> 抜粋
36協定の特別条項とは、臨時的かつ特別な事情によって36協定で定められた時間以上の労働を可能とする取り決めです。2019年の改正によって、特別条項という形で時間外労働の上限規制が設けられました。
今回は36協定の特別条項について、具体的な内容や上限を超えた場合の罰則、締結の手順などを詳しく解説します。
目次
1.36協定の特別条項とは?
36協定の特別条項とは、臨時的な特別の事情があり、上限を超えた時間外労働を可能とする取り決めです。設備の不具合が生じ、緊急で対応が必要になったケースなどが臨時的な特別の事情に該当します。
これまでも36協定により、時間外労働上限の基準は厚生労働大臣の告示によって定められていました。しかし、あくまで告示であるため罰則による強制力がなく、実質的には上限なく時間外労働を行わせることが可能な状態だったのです。

> 抽出された記録
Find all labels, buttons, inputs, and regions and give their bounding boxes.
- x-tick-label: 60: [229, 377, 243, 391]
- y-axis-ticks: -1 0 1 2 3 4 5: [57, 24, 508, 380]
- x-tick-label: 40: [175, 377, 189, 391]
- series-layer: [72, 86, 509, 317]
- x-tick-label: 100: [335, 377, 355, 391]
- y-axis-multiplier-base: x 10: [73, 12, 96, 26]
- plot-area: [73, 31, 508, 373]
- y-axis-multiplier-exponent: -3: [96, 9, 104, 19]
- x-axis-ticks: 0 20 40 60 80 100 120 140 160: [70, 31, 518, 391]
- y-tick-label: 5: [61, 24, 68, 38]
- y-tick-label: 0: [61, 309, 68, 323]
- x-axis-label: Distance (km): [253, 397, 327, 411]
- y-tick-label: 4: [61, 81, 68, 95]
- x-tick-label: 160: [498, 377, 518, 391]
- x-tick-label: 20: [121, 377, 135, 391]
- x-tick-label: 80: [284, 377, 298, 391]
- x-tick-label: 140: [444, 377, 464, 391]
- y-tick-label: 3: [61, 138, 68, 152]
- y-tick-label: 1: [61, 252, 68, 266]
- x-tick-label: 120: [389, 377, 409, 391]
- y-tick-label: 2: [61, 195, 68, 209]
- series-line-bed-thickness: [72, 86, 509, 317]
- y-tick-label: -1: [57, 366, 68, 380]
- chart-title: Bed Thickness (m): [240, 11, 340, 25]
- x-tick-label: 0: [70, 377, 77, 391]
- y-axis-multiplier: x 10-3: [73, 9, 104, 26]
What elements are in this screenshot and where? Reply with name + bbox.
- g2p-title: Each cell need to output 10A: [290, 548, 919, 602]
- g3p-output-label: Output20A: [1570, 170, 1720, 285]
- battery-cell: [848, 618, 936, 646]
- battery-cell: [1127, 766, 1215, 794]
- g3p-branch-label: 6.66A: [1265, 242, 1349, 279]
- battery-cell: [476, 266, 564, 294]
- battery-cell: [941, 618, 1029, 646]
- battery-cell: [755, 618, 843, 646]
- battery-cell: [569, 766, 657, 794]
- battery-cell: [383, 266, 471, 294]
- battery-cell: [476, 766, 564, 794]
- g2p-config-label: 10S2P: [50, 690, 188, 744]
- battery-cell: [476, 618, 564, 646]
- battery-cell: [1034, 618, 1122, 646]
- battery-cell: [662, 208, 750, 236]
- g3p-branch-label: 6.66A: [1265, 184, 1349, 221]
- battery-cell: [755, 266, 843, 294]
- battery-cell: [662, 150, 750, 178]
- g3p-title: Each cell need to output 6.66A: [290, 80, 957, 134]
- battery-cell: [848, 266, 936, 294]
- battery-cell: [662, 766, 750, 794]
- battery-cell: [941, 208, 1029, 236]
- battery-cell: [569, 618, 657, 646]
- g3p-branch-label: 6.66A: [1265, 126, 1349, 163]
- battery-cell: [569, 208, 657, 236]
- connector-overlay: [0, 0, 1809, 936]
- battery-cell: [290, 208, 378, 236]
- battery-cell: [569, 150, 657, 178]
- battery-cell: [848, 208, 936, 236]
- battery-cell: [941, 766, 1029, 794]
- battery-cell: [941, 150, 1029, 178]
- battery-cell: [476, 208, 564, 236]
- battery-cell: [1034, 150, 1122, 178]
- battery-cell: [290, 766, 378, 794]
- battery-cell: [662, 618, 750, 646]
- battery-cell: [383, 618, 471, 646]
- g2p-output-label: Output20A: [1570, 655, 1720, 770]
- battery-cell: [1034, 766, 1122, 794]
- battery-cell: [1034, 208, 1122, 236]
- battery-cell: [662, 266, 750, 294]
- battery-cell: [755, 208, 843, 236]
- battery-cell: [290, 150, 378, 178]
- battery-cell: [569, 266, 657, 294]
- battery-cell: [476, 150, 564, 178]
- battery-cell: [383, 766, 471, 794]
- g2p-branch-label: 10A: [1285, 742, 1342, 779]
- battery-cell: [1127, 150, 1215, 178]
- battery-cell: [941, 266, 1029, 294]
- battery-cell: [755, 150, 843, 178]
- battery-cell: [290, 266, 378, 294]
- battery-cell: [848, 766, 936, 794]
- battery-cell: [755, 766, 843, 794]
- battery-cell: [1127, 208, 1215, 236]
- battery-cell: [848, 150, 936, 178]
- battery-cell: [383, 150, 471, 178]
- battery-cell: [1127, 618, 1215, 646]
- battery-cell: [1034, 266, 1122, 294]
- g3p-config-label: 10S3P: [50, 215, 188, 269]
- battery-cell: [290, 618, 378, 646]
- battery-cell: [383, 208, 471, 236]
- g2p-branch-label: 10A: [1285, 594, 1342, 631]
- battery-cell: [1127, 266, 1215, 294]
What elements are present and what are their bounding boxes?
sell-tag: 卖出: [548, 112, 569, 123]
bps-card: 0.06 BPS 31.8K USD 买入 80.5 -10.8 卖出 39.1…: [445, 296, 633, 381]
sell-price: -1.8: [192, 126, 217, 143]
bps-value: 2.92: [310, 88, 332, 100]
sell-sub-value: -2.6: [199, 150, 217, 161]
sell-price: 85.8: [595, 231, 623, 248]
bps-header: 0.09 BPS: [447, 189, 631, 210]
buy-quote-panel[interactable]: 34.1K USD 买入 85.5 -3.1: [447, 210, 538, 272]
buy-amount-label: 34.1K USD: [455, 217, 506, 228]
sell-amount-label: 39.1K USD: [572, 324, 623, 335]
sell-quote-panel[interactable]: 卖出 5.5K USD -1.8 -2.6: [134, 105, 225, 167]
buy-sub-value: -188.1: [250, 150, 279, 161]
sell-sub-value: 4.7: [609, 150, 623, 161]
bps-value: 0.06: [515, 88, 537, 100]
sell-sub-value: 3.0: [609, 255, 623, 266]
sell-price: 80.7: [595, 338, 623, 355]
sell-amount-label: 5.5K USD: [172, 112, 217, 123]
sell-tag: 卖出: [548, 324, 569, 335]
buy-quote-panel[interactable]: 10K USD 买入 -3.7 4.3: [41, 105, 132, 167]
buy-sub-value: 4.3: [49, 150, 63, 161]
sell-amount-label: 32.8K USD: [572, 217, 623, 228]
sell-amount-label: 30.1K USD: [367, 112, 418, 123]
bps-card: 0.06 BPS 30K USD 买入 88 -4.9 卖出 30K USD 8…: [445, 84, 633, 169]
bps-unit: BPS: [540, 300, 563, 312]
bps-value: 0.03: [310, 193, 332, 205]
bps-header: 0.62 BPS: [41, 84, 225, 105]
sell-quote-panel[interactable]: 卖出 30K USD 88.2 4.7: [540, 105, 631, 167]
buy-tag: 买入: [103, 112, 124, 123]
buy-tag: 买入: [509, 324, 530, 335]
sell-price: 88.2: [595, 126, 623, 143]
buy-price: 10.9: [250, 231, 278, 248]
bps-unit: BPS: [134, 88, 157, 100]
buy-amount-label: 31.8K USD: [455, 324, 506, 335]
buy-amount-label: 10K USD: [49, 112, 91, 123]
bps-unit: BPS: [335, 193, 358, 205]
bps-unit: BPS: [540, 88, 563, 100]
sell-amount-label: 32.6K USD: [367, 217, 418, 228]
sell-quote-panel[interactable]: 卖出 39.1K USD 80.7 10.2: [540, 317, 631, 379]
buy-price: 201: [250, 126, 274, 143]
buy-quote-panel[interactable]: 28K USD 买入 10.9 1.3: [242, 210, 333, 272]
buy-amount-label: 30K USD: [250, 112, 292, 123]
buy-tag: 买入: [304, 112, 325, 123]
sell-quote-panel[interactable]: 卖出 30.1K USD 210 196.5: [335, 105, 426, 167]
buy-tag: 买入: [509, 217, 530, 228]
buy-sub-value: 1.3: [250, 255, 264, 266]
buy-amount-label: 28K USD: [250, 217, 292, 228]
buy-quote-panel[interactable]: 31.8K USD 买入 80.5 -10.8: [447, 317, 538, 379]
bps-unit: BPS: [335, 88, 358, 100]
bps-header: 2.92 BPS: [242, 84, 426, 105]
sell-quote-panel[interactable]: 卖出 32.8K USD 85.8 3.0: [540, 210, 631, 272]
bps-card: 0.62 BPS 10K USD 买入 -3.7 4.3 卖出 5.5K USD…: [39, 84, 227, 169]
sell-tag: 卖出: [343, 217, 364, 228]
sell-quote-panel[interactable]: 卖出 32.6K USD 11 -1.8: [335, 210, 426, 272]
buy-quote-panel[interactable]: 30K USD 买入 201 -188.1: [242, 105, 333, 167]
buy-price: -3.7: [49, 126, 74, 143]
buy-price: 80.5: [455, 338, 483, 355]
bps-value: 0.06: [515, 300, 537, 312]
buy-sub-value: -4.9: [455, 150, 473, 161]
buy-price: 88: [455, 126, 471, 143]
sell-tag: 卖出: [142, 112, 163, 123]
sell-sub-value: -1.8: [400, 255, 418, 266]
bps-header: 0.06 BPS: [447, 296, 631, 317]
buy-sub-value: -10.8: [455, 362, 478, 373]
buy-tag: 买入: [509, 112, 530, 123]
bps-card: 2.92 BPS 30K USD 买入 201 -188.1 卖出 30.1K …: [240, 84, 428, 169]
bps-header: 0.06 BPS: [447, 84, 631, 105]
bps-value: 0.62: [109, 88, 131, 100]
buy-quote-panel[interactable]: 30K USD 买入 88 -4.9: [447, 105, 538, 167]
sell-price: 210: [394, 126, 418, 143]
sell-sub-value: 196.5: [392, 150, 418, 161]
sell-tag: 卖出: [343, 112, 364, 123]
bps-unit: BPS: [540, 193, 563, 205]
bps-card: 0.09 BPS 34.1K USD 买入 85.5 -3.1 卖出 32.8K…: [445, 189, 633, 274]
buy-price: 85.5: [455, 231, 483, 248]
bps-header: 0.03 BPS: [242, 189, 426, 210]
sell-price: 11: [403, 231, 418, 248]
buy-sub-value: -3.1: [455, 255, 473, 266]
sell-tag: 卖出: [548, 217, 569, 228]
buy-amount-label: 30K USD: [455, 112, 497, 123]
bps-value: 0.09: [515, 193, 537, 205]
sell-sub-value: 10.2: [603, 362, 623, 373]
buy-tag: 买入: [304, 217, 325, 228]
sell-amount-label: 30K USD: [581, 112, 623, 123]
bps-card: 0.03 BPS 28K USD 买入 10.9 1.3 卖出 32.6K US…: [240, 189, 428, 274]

> 課題の内容
抜粋のうち、「今回は36協定の特別条項につ」から始まり「的な特別の事情に該当します。」で終わる部分を、一字も変えずに出力してください。 抜粋に書かれている内容だけを手がかりにしてください。

> 完成した回答
今回は36協定の特別条項について、具体的な内容や上限を超えた場合の罰則、締結の手順などを詳しく解説します。
目次
1.36協定の特別条項とは?
36協定の特別条項とは、臨時的な特別の事情があり、上限を超えた時間外労働を可能とする取り決めです。設備の不具合が生じ、緊急で対応が必要になったケースなどが臨時的な特別の事情に該当します。